━━━ Input data
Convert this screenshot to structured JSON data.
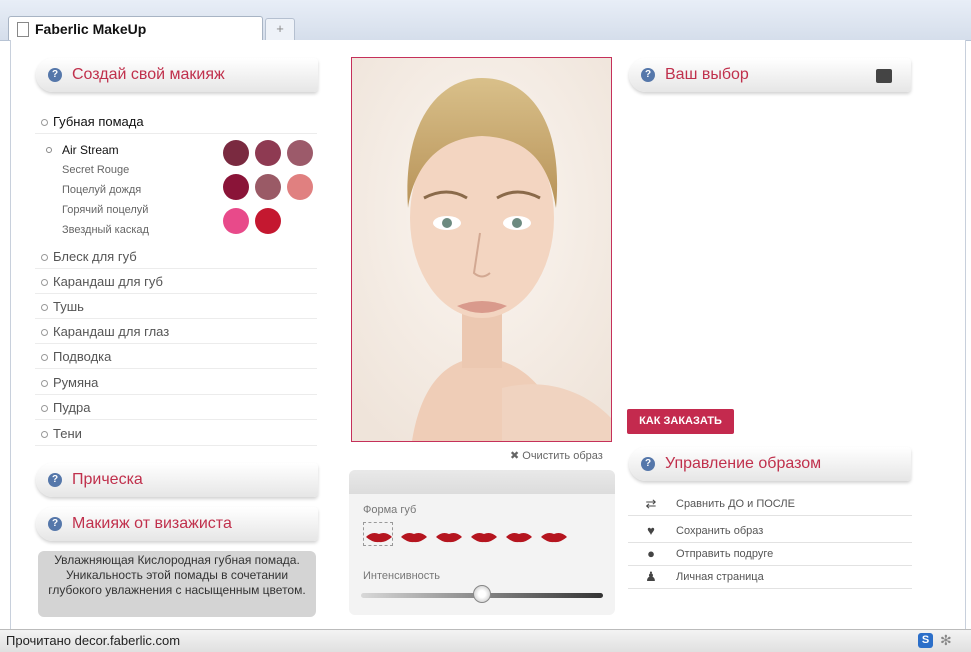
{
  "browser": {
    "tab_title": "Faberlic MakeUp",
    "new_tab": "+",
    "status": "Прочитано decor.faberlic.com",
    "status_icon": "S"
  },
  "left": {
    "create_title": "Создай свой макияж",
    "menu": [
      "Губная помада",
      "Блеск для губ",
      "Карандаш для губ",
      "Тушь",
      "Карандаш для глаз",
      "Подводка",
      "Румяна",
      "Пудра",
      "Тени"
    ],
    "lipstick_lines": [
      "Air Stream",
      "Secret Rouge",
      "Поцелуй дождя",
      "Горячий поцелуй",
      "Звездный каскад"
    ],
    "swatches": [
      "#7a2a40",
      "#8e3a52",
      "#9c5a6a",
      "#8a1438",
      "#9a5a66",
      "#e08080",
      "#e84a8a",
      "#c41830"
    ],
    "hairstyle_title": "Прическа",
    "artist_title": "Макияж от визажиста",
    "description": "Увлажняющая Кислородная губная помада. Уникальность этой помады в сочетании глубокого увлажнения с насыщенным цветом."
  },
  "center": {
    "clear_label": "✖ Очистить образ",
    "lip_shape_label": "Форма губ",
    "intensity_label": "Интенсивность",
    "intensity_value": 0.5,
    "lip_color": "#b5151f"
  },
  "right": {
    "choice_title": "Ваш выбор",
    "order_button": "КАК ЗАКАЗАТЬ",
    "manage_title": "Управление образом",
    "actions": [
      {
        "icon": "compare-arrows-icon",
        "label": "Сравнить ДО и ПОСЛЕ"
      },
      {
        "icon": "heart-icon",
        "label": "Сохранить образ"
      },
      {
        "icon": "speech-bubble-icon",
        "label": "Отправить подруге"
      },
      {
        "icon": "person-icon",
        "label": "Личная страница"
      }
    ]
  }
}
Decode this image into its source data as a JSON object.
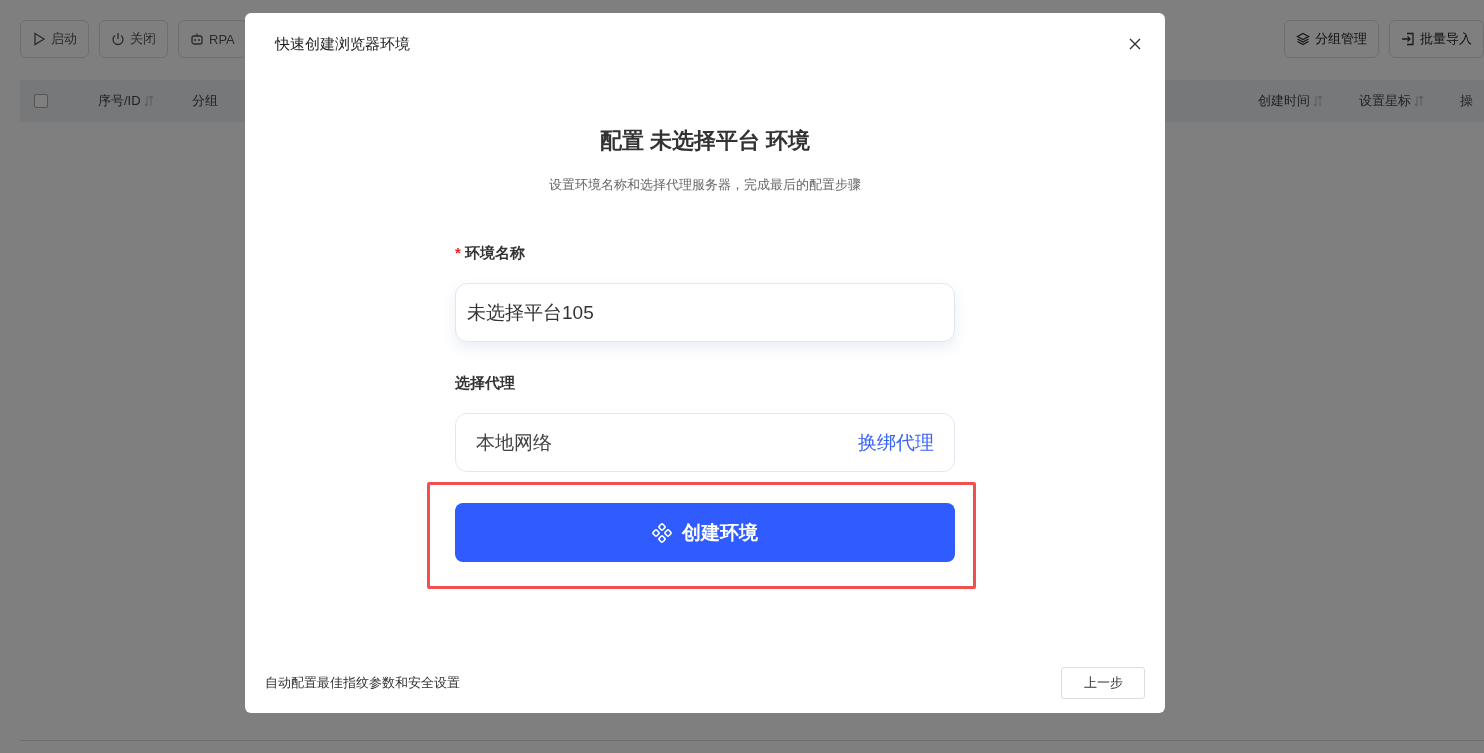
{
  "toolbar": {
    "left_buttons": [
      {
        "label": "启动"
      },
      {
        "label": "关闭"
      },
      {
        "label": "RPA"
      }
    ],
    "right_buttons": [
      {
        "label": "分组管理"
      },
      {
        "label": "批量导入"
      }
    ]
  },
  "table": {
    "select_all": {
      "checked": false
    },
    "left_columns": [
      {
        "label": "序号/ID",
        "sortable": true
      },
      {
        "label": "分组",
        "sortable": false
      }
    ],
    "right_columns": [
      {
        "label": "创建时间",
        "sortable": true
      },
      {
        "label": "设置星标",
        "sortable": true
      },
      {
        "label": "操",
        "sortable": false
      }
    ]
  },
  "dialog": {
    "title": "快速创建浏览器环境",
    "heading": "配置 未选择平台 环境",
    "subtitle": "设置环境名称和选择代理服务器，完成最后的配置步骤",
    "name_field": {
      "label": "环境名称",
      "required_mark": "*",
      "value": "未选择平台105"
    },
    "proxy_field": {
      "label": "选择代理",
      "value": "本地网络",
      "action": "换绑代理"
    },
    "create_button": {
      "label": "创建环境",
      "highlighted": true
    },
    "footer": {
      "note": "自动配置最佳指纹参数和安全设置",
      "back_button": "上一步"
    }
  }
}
━━━━━━
What to work on
Output every entry verbatim. Pictures do not belong in the copy.

Response to this task
Convert this screenshot to structured JSON data.
{
  "browser": {
    "tab_title": "Faberlic MakeUp",
    "new_tab": "+",
    "status": "Прочитано decor.faberlic.com",
    "status_icon": "S"
  },
  "left": {
    "create_title": "Создай свой макияж",
    "menu": [
      "Губная помада",
      "Блеск для губ",
      "Карандаш для губ",
      "Тушь",
      "Карандаш для глаз",
      "Подводка",
      "Румяна",
      "Пудра",
      "Тени"
    ],
    "lipstick_lines": [
      "Air Stream",
      "Secret Rouge",
      "Поцелуй дождя",
      "Горячий поцелуй",
      "Звездный каскад"
    ],
    "swatches": [
      "#7a2a40",
      "#8e3a52",
      "#9c5a6a",
      "#8a1438",
      "#9a5a66",
      "#e08080",
      "#e84a8a",
      "#c41830"
    ],
    "hairstyle_title": "Прическа",
    "artist_title": "Макияж от визажиста",
    "description": "Увлажняющая Кислородная губная помада. Уникальность этой помады в сочетании глубокого увлажнения с насыщенным цветом."
  },
  "center": {
    "clear_label": "✖ Очистить образ",
    "lip_shape_label": "Форма губ",
    "intensity_label": "Интенсивность",
    "intensity_value": 0.5,
    "lip_color": "#b5151f"
  },
  "right": {
    "choice_title": "Ваш выбор",
    "order_button": "КАК ЗАКАЗАТЬ",
    "manage_title": "Управление образом",
    "actions": [
      {
        "icon": "compare-arrows-icon",
        "label": "Сравнить ДО и ПОСЛЕ"
      },
      {
        "icon": "heart-icon",
        "label": "Сохранить образ"
      },
      {
        "icon": "speech-bubble-icon",
        "label": "Отправить подруге"
      },
      {
        "icon": "person-icon",
        "label": "Личная страница"
      }
    ]
  }
}
Decode this image into its source data as a JSON object.
{
  "toolbar": {
    "left_buttons": [
      {
        "label": "启动"
      },
      {
        "label": "关闭"
      },
      {
        "label": "RPA"
      }
    ],
    "right_buttons": [
      {
        "label": "分组管理"
      },
      {
        "label": "批量导入"
      }
    ]
  },
  "table": {
    "select_all": {
      "checked": false
    },
    "left_columns": [
      {
        "label": "序号/ID",
        "sortable": true
      },
      {
        "label": "分组",
        "sortable": false
      }
    ],
    "right_columns": [
      {
        "label": "创建时间",
        "sortable": true
      },
      {
        "label": "设置星标",
        "sortable": true
      },
      {
        "label": "操",
        "sortable": false
      }
    ]
  },
  "dialog": {
    "title": "快速创建浏览器环境",
    "heading": "配置 未选择平台 环境",
    "subtitle": "设置环境名称和选择代理服务器，完成最后的配置步骤",
    "name_field": {
      "label": "环境名称",
      "required_mark": "*",
      "value": "未选择平台105"
    },
    "proxy_field": {
      "label": "选择代理",
      "value": "本地网络",
      "action": "换绑代理"
    },
    "create_button": {
      "label": "创建环境",
      "highlighted": true
    },
    "footer": {
      "note": "自动配置最佳指纹参数和安全设置",
      "back_button": "上一步"
    }
  }
}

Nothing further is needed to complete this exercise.